*SOURCE MATERIAL*.
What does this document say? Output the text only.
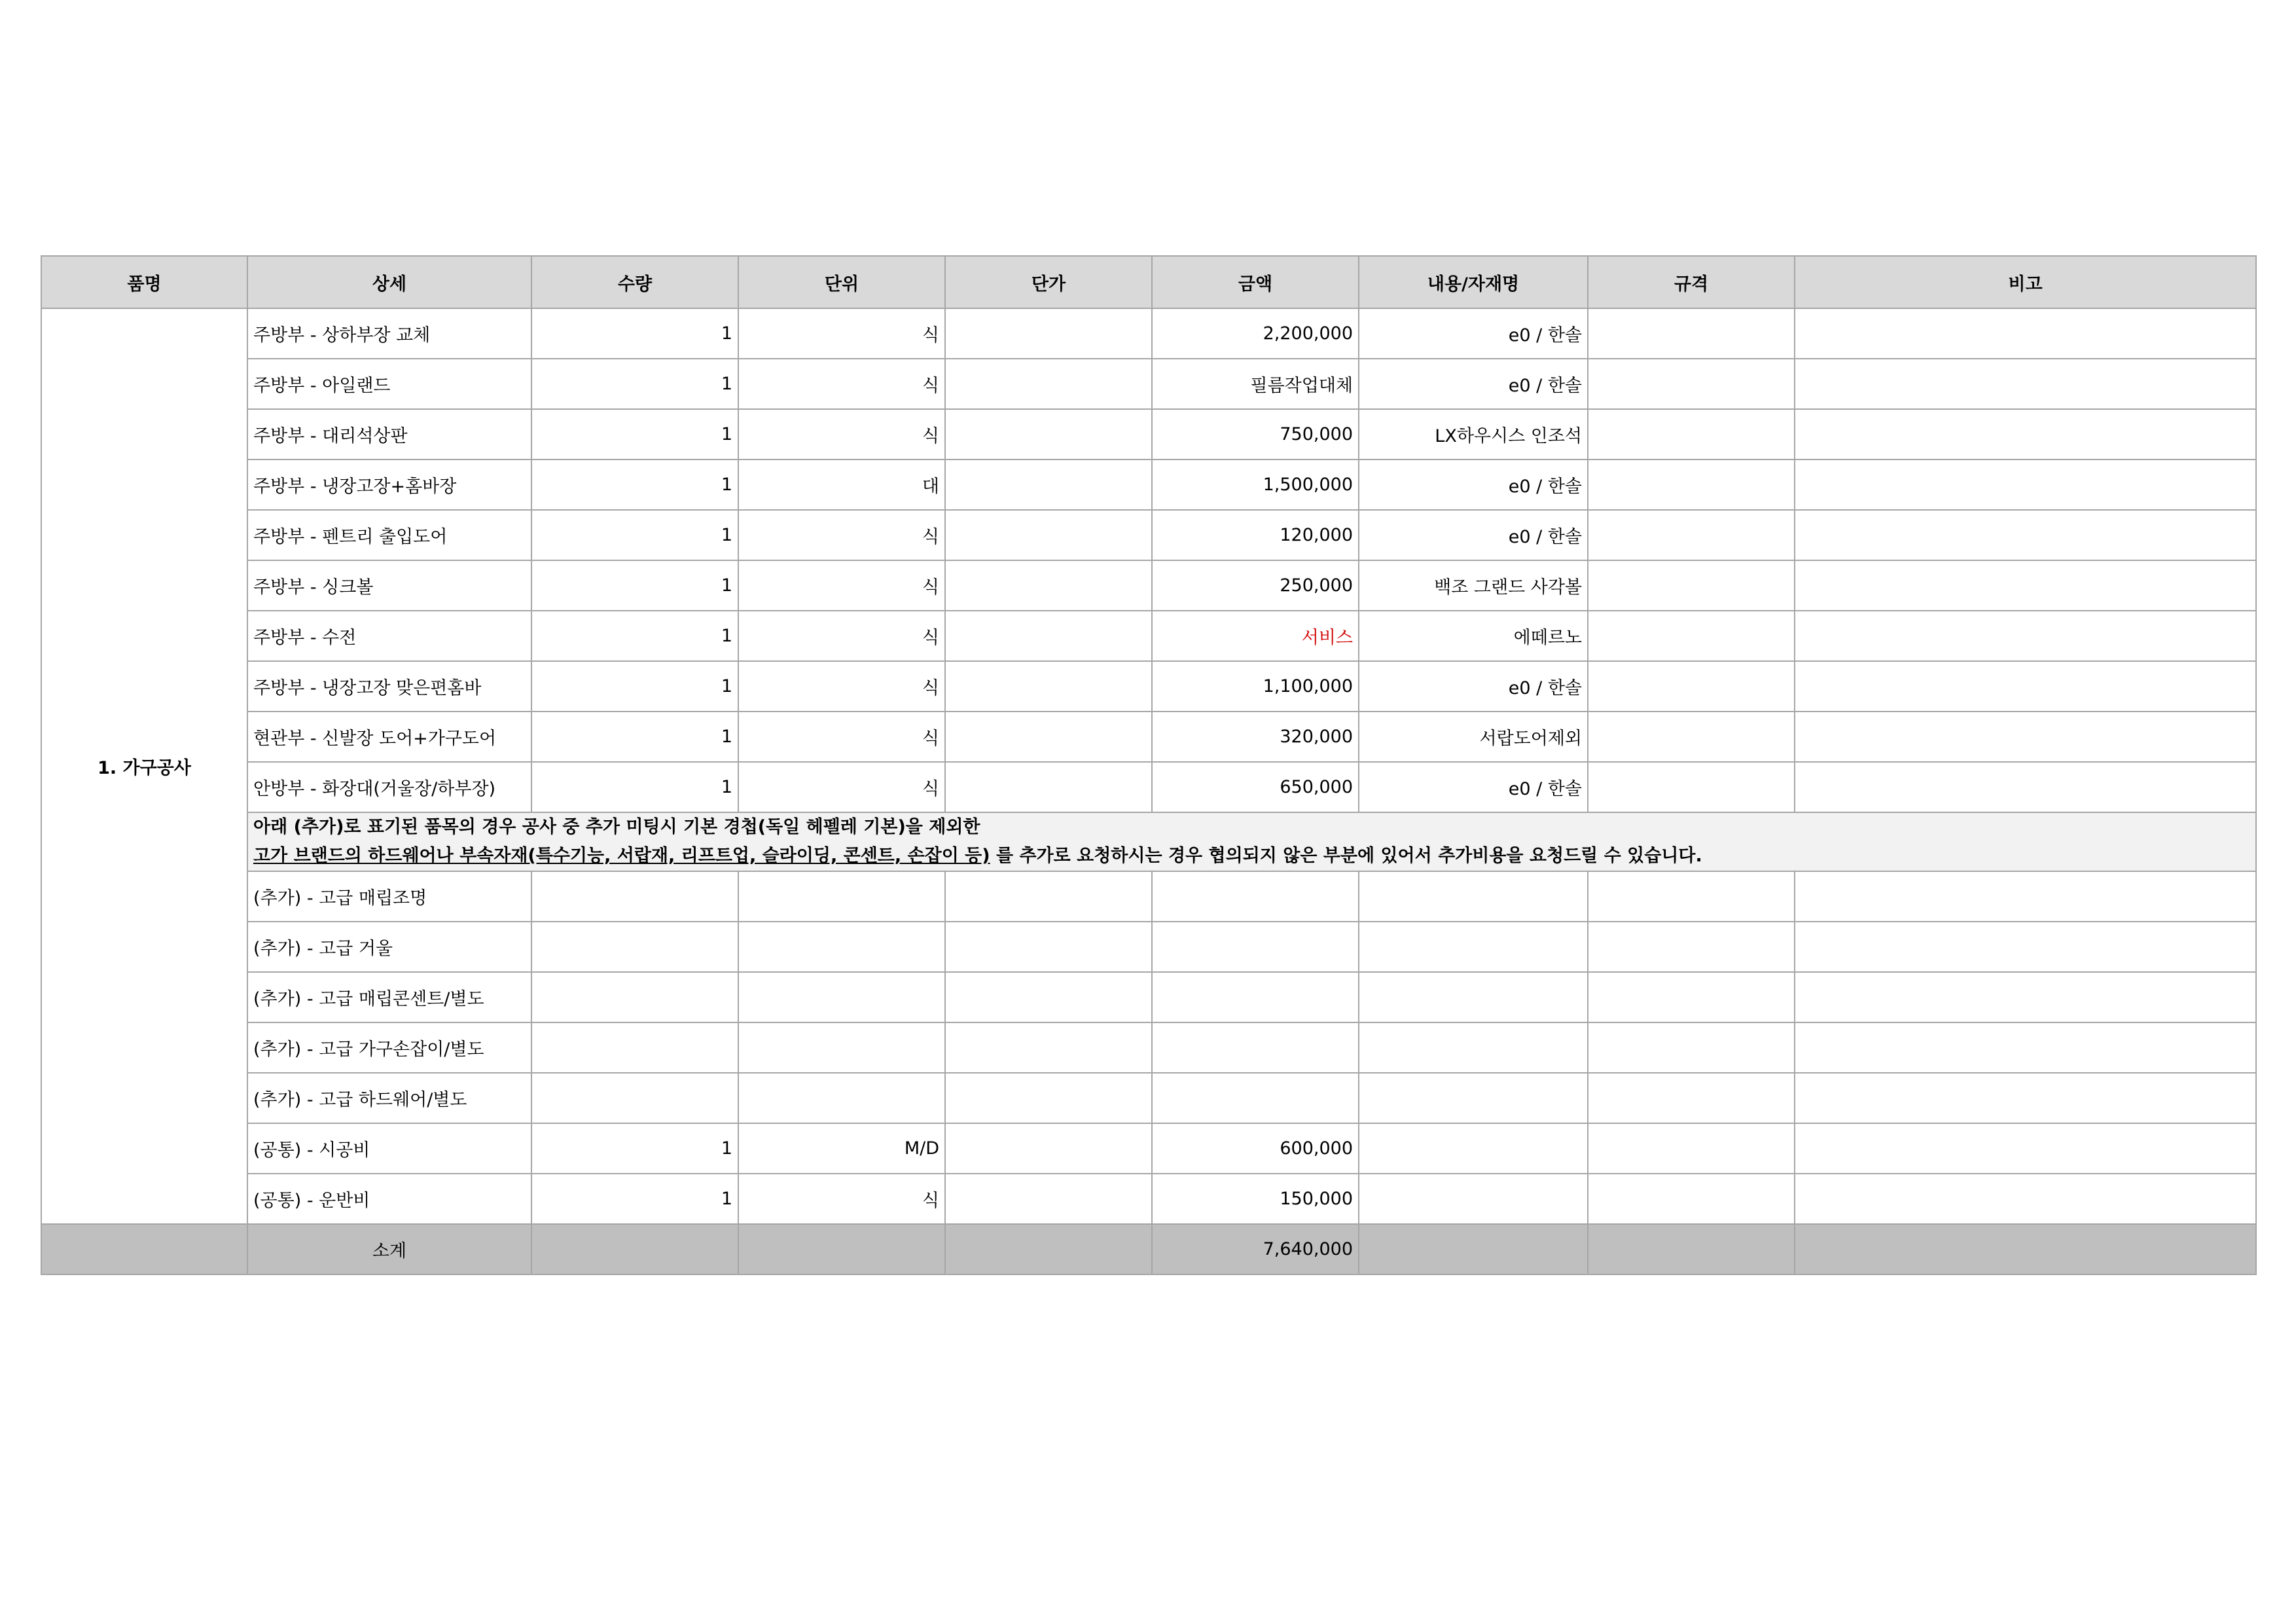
품명	상세	수량	단위	단가	금액	내용/자재명	규격	비고
1. 가구공사	주방부 - 상하부장 교체	1	식		2,200,000	e0 / 한솔		
	주방부 - 아일랜드	1	식		필름작업대체	e0 / 한솔		
	주방부 - 대리석상판	1	식		750,000	LX하우시스 인조석		
	주방부 - 냉장고장+홈바장	1	대		1,500,000	e0 / 한솔		
	주방부 - 펜트리 출입도어	1	식		120,000	e0 / 한솔		
	주방부 - 싱크볼	1	식		250,000	백조 그랜드 사각볼		
	주방부 - 수전	1	식		서비스	에떼르노		
	주방부 - 냉장고장 맞은편홈바	1	식		1,100,000	e0 / 한솔		
	현관부 - 신발장 도어+가구도어	1	식		320,000	서랍도어제외		
	안방부 - 화장대(거울장/하부장)	1	식		650,000	e0 / 한솔		

	아래 (추가)로 표기된 품목의 경우 공사 중 추가 미팅시 기본 경첩(독일 헤펠레 기본)을 제외한
고가 브랜드의 하드웨어나 부속자재(특수기능, 서랍재, 리프트업, 슬라이딩, 콘센트, 손잡이 등) 를 추가로 요청하시는 경우 협의되지 않은 부분에 있어서 추가비용을 요청드릴 수 있습니다.							

	(추가) - 고급 매립조명							
	(추가) - 고급 거울							
	(추가) - 고급 매립콘센트/별도							
	(추가) - 고급 가구손잡이/별도							
	(추가) - 고급 하드웨어/별도							
	(공통) - 시공비	1	M/D		600,000			
	(공통) - 운반비	1	식		150,000			
	소계				7,640,000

*WHAT THIS TASK INVOLVES*.
An exact transcription of all the entries is required, without the pictures.

*RESPONSE BELOW*.
What does this document say? Output the text only.
품명	상세	수량	단위	단가	금액	내용/자재명	규격	비고
1. 가구공사	주방부 - 상하부장 교체	1	식		2,200,000	e0 / 한솔		
	주방부 - 아일랜드	1	식		필름작업대체	e0 / 한솔		
	주방부 - 대리석상판	1	식		750,000	LX하우시스 인조석		
	주방부 - 냉장고장+홈바장	1	대		1,500,000	e0 / 한솔		
	주방부 - 펜트리 출입도어	1	식		120,000	e0 / 한솔		
	주방부 - 싱크볼	1	식		250,000	백조 그랜드 사각볼		
	주방부 - 수전	1	식		서비스	에떼르노		
	주방부 - 냉장고장 맞은편홈바	1	식		1,100,000	e0 / 한솔		
	현관부 - 신발장 도어+가구도어	1	식		320,000	서랍도어제외		
	안방부 - 화장대(거울장/하부장)	1	식		650,000	e0 / 한솔		

	아래 (추가)로 표기된 품목의 경우 공사 중 추가 미팅시 기본 경첩(독일 헤펠레 기본)을 제외한
고가 브랜드의 하드웨어나 부속자재(특수기능, 서랍재, 리프트업, 슬라이딩, 콘센트, 손잡이 등) 를 추가로 요청하시는 경우 협의되지 않은 부분에 있어서 추가비용을 요청드릴 수 있습니다.							

	(추가) - 고급 매립조명							
	(추가) - 고급 거울							
	(추가) - 고급 매립콘센트/별도							
	(추가) - 고급 가구손잡이/별도							
	(추가) - 고급 하드웨어/별도							
	(공통) - 시공비	1	M/D		600,000			
	(공통) - 운반비	1	식		150,000			
	소계				7,640,000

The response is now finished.